┌─ Records

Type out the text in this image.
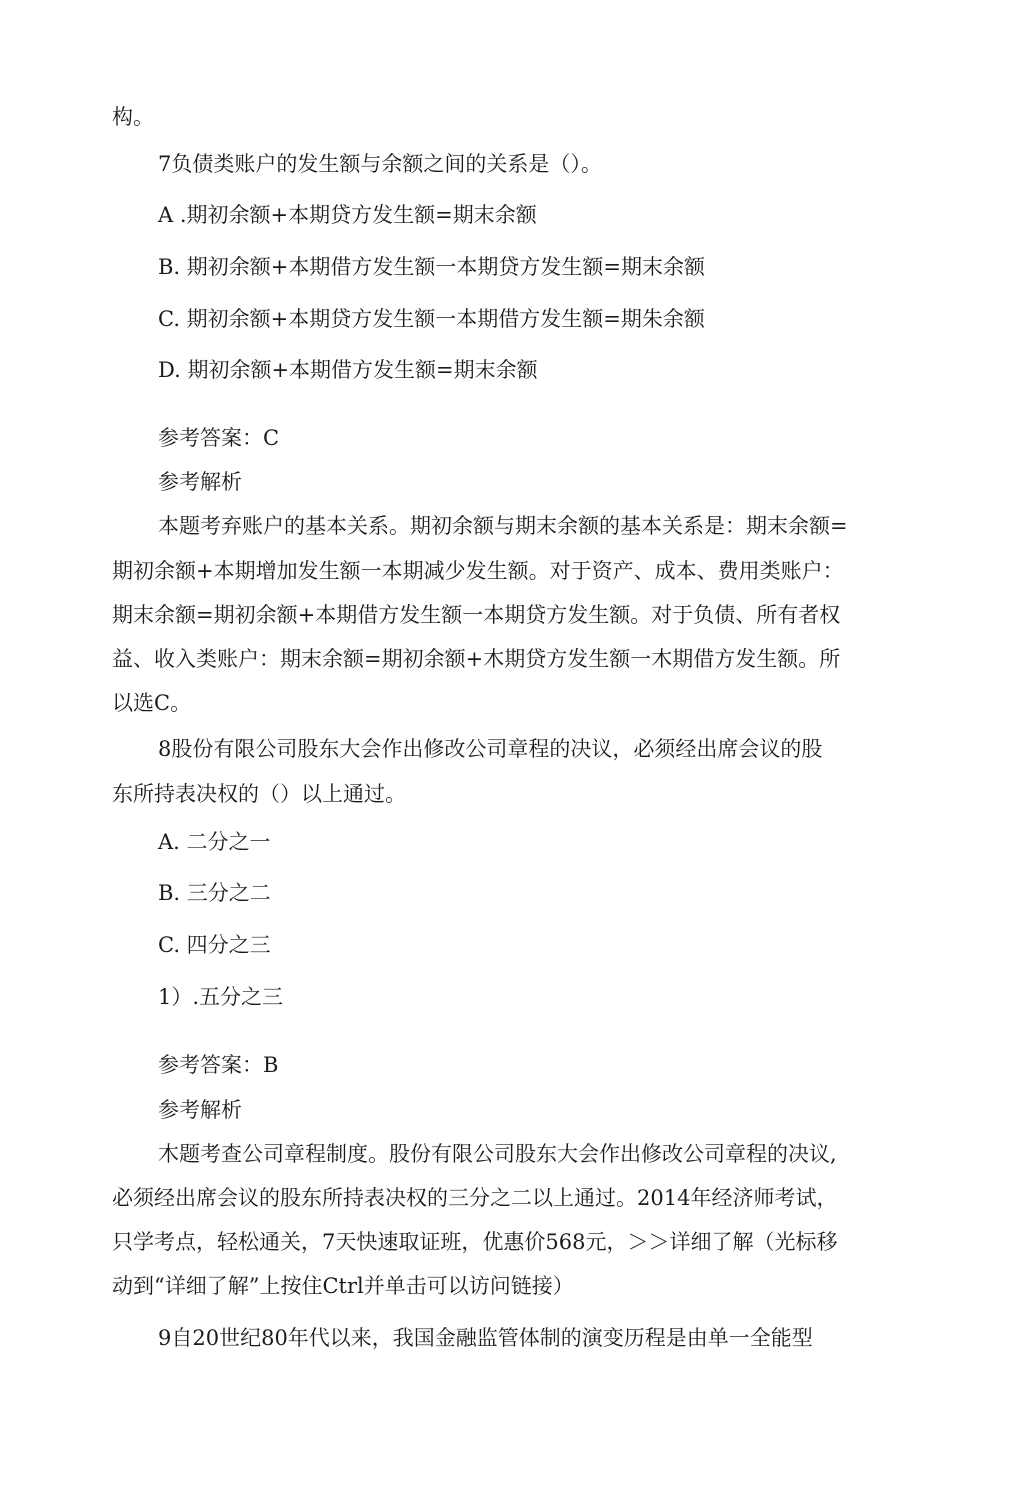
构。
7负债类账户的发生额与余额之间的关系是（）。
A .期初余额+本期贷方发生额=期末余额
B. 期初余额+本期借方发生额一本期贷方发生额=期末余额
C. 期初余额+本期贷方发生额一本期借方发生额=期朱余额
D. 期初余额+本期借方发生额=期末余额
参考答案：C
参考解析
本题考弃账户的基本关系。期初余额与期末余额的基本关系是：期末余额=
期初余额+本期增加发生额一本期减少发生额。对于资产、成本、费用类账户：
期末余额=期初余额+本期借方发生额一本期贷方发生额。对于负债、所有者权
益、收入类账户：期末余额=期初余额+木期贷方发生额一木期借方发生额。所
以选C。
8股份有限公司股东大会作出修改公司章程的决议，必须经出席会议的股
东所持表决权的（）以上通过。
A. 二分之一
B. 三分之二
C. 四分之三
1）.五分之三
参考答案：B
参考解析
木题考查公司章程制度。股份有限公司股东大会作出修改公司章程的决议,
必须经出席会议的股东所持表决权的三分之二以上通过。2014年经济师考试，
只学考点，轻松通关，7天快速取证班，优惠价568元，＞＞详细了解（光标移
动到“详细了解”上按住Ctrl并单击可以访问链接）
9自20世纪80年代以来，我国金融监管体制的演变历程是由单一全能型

└─

# Task objective:
Write the listing out a second time exactly, dropping all images.

# Solution below:
Type out the text in this image.
构。
7负债类账户的发生额与余额之间的关系是（）。
A .期初余额+本期贷方发生额=期末余额
B. 期初余额+本期借方发生额一本期贷方发生额=期末余额
C. 期初余额+本期贷方发生额一本期借方发生额=期朱余额
D. 期初余额+本期借方发生额=期末余额
参考答案：C
参考解析
本题考弃账户的基本关系。期初余额与期末余额的基本关系是：期末余额=
期初余额+本期增加发生额一本期减少发生额。对于资产、成本、费用类账户：
期末余额=期初余额+本期借方发生额一本期贷方发生额。对于负债、所有者权
益、收入类账户：期末余额=期初余额+木期贷方发生额一木期借方发生额。所
以选C。
8股份有限公司股东大会作出修改公司章程的决议，必须经出席会议的股
东所持表决权的（）以上通过。
A. 二分之一
B. 三分之二
C. 四分之三
1）.五分之三
参考答案：B
参考解析
木题考查公司章程制度。股份有限公司股东大会作出修改公司章程的决议,
必须经出席会议的股东所持表决权的三分之二以上通过。2014年经济师考试，
只学考点，轻松通关，7天快速取证班，优惠价568元，＞＞详细了解（光标移
动到“详细了解”上按住Ctrl并单击可以访问链接）
9自20世纪80年代以来，我国金融监管体制的演变历程是由单一全能型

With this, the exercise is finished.